*Exercise objective*: Only the lines from the one containing "Transcribe this chart's" to the end of the entries should be written out, each exactly as it stands, both ends included.

*Supplied entries*:

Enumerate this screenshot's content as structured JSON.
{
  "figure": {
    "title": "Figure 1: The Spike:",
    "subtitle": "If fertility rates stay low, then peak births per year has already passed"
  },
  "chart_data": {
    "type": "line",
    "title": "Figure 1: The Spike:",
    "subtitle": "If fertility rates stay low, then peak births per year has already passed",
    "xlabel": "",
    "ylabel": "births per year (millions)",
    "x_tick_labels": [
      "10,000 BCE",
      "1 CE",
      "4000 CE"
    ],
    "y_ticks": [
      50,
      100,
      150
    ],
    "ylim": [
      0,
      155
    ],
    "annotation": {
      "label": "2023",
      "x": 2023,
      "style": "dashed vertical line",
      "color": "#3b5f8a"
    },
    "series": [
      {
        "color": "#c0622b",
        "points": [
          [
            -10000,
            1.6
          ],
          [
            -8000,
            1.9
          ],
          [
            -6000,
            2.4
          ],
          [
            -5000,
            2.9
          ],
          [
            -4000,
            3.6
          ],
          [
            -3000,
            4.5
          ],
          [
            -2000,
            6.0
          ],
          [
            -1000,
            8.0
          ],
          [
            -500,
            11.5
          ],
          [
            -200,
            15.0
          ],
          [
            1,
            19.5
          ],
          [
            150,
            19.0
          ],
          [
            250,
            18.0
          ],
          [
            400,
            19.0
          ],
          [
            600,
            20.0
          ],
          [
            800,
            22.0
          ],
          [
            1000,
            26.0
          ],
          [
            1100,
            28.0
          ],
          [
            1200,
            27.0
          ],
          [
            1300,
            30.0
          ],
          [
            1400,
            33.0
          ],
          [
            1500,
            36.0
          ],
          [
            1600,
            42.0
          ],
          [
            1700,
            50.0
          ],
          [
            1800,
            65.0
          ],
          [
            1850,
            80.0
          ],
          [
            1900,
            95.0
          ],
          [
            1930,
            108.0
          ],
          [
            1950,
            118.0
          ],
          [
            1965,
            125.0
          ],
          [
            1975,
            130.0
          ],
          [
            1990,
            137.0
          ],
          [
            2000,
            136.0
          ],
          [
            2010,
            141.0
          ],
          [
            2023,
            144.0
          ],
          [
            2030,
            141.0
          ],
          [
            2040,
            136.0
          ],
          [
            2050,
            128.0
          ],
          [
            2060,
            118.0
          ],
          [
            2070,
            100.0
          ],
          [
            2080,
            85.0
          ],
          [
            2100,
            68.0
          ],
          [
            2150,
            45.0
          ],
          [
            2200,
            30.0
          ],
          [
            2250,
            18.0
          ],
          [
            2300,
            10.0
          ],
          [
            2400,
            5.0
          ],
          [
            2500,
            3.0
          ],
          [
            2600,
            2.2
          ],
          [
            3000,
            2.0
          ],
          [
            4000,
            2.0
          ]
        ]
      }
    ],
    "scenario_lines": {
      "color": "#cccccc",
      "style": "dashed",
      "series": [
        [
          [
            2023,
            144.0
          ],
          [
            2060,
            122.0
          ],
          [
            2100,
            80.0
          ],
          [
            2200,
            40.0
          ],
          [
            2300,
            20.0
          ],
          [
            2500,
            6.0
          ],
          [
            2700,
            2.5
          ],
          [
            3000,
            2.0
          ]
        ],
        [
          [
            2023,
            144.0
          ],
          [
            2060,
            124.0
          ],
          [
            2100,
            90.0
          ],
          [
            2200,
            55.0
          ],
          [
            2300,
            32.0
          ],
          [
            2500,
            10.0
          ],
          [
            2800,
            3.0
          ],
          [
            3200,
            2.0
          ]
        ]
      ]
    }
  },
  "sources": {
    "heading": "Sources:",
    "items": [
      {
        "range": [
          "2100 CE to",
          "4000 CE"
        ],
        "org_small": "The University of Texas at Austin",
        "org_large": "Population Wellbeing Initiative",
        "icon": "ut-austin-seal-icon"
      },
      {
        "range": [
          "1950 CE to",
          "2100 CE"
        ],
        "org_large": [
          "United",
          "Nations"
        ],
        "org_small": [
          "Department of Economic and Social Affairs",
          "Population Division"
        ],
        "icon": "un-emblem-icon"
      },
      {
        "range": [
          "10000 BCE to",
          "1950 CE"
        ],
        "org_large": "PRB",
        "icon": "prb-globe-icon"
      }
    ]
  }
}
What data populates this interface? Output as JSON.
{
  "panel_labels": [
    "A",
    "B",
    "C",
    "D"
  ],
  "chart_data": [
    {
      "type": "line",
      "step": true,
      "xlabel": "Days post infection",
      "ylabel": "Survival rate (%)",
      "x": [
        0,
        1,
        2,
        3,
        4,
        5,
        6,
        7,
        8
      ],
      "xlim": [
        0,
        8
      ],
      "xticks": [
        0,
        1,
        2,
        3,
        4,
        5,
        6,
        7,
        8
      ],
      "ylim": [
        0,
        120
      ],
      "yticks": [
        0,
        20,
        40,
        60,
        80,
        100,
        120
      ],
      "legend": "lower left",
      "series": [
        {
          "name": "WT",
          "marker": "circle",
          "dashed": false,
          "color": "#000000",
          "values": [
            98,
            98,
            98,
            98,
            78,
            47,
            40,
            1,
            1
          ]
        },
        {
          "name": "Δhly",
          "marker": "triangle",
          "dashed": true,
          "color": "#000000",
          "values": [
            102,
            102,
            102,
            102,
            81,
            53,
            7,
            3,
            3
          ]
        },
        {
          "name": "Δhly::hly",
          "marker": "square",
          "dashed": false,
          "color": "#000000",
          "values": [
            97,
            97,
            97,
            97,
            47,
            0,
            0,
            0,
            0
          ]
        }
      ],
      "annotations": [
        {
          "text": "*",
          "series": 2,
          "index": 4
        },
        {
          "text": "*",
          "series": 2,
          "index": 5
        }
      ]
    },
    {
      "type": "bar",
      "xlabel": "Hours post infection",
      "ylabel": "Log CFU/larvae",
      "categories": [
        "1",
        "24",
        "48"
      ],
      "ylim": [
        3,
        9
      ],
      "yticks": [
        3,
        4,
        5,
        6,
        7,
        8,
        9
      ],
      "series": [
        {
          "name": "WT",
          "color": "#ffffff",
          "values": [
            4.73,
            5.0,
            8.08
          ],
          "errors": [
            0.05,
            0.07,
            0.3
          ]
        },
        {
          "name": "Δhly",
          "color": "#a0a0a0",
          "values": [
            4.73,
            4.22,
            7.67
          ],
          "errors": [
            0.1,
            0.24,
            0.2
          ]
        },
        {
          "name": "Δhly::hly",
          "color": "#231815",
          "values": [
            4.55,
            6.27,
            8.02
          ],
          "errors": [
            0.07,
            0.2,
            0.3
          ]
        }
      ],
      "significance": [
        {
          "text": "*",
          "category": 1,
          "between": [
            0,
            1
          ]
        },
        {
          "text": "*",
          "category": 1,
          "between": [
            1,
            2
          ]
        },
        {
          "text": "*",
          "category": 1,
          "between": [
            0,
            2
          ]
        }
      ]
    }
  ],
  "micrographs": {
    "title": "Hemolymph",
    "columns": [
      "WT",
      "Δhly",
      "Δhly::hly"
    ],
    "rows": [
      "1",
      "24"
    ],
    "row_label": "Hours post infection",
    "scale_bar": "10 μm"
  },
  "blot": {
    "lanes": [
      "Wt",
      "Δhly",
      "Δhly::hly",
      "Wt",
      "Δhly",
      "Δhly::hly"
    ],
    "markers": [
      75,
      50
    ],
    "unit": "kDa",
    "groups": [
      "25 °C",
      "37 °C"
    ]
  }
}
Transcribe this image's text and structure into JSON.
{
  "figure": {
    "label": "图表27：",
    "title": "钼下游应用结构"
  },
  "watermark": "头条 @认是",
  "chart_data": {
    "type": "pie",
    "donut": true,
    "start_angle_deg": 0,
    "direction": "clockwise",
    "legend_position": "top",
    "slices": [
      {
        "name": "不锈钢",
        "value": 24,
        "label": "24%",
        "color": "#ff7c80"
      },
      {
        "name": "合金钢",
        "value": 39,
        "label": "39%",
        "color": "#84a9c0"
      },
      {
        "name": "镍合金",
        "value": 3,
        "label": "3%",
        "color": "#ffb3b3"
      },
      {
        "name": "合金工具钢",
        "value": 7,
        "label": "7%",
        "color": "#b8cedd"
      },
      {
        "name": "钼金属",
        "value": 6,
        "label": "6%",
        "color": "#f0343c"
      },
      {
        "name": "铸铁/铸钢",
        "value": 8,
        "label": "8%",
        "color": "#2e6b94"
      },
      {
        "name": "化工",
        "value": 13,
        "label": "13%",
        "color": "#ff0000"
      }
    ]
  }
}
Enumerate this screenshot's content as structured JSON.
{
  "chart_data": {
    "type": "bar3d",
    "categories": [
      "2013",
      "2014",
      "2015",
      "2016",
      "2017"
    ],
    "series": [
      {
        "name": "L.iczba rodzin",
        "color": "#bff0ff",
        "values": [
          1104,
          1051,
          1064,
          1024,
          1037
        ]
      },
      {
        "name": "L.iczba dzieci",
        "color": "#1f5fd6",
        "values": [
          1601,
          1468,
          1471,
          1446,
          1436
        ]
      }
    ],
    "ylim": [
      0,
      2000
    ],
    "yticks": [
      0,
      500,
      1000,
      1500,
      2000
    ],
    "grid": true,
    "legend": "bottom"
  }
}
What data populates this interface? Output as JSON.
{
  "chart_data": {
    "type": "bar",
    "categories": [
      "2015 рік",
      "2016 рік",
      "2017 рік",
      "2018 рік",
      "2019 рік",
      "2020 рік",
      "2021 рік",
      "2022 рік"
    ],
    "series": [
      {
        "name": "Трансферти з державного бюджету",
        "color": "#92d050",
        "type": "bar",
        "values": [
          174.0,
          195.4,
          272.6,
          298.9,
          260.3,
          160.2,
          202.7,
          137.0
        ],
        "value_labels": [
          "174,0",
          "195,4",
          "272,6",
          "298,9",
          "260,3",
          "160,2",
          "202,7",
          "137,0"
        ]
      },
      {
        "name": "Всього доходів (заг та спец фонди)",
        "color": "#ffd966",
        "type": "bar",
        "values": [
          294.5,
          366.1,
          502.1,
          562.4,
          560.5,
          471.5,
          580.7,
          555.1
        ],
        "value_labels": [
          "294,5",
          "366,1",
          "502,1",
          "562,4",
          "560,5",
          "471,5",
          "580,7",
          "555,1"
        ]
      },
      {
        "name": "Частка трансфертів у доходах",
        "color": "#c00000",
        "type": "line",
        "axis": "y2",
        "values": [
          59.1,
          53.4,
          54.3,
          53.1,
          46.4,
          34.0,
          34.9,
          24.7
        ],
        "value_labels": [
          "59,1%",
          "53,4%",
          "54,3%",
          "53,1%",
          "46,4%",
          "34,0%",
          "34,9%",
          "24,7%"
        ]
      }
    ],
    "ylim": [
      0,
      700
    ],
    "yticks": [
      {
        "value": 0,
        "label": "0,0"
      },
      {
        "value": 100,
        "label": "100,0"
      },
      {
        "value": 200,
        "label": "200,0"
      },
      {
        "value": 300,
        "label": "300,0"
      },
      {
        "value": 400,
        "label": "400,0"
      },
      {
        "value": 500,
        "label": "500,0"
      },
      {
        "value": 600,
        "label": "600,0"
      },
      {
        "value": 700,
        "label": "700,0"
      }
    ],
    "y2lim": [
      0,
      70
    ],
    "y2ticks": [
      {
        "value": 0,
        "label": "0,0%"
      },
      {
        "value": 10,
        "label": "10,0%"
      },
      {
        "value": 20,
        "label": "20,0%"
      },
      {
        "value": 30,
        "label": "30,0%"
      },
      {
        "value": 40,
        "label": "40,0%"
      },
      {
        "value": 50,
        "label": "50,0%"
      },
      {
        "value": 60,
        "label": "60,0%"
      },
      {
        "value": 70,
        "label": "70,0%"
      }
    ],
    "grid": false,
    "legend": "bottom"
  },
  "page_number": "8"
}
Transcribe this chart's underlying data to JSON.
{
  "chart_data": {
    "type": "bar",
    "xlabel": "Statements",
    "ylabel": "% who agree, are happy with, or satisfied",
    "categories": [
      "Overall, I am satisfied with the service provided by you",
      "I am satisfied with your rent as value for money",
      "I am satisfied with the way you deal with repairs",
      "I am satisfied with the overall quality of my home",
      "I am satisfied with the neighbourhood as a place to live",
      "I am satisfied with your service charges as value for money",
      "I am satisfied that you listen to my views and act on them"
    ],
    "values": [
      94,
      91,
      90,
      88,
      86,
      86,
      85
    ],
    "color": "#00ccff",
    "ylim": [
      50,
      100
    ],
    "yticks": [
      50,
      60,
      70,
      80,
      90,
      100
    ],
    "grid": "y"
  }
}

*Right answer*:
Transcribe this chart's underlying data to JSON.
{
  "chart_data": {
    "type": "bar",
    "xlabel": "Statements",
    "ylabel": "% who agree, are happy with, or satisfied",
    "categories": [
      "Overall, I am satisfied with the service provided by you",
      "I am satisfied with your rent as value for money",
      "I am satisfied with the way you deal with repairs",
      "I am satisfied with the overall quality of my home",
      "I am satisfied with the neighbourhood as a place to live",
      "I am satisfied with your service charges as value for money",
      "I am satisfied that you listen to my views and act on them"
    ],
    "values": [
      94,
      91,
      90,
      88,
      86,
      86,
      85
    ],
    "color": "#00ccff",
    "ylim": [
      50,
      100
    ],
    "yticks": [
      50,
      60,
      70,
      80,
      90,
      100
    ],
    "grid": "y"
  }
}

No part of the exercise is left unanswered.